* EXTRACT PROVIDED:

** start **

Ricocheting seamlessly between country, bluegrass and rock, the Dirty River Boys—along with up-and-comers Whiskey Myers and Turnpike Troubadours—are wrenching country music out of a staid rut and turning it into something else entirely. Just as music out of Nashville has taken a turn toward overproduced sounds made by truck-worshipping, back-slapping rhinestone cowboys, these three bands in the barren Southwest are tearing through honky-tonks, ripping up dive bars and forging a gritty, raw new iteration of the genre.
“These days country music is all pseudo cowboys wearing cowboy hats and singing about things they don’t know about,” says Dirty River Boys bassist Colton James. “It makes me ill. It’s not country. It’s not authentic.” The band’s musical influences run the gamut. “Some nights we get more punk, and some nights we get a little more country,” says Stearns. “Some nights we hush it down and get seriously singer-songwriter. We just try to sound like ourselves.”

** end **

[Layout annotation data]
** start **

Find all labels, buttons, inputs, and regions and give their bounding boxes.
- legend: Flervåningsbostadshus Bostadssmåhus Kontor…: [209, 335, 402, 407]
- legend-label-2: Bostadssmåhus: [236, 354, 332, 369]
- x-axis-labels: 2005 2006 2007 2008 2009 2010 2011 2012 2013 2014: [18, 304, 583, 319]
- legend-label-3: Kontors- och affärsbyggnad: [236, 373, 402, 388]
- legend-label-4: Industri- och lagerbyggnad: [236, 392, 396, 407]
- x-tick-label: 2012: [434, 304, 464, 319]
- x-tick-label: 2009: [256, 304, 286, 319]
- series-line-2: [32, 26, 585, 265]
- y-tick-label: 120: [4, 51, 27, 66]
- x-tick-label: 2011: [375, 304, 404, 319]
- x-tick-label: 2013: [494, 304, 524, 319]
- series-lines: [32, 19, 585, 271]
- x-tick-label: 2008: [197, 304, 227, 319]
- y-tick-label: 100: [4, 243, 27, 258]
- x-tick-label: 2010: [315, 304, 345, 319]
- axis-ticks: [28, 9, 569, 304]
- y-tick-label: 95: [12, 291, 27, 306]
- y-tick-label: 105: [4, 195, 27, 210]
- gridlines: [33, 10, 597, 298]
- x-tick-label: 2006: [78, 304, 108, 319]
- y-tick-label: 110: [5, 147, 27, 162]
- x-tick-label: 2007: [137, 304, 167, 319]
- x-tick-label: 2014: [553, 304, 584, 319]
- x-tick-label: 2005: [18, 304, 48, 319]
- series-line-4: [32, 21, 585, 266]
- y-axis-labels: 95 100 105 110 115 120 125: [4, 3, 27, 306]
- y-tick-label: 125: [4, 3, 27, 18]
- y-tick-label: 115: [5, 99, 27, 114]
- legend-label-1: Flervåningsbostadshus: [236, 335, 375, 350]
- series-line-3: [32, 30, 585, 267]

** end **

* TO DO:
A) Please decide whether each of these statements agrees with the passage about the Dirty River Boys, answering yes or no and quoting the words of the passage that settle it: (i) Colton James plays bass in the Dirty River Boys. (ii) The three bands are described as coming out of Nashville. (iii) Stearns says the band plays in the same style every night.
B) Extend the passage about the Dirty River Boys, picking up right after its final sentence.

* PER-TASK OUTPUTS:
A)
(i) Yes: "Dirty River Boys bassist Colton James."
(ii) No: "these three bands in the barren Southwest."
(iii) No: "Some nights we get more punk, and some nights we get a little more country."

B)
Turnpike Troubadours have knocked Texas on its sizable ass by selling out shows across the state. Their music can best be described as Townes Van Zandt meets Bob Dylan meets William S. Burroughs. “Turnpike Troubadours came out of nowhere and freaked people out,” says Fort Worth radio DJ Shayne Hollinger, referring to the band’s hometown of Stillwater, Oklahoma. “They’re on some next-level shit.”
And then there’s Whiskey Myers, a six-man outfit hailing from tiny towns in east Texas. Their music is a Zeppelin-inspired, Skynyrd-loving backdrop of sexy slow guitars with a motorcycle-racing edge. If the lyrically minded Dirty River Boys are the state’s burgeoning poet laureates, Whiskey Myers are the raucous backwoods boys raised on Southern rock, porch swings and hand-me-down rifles. “Lightning,” a song off their most recent album, details running around drunk with “every pretty little whore” in town.
“I was pretty fucked up when I wrote that song,” admits lead singer Cody Cannon, “but our songs are fucking honest. We don’t cover up. It won’t sell as many copies, but fuck it.”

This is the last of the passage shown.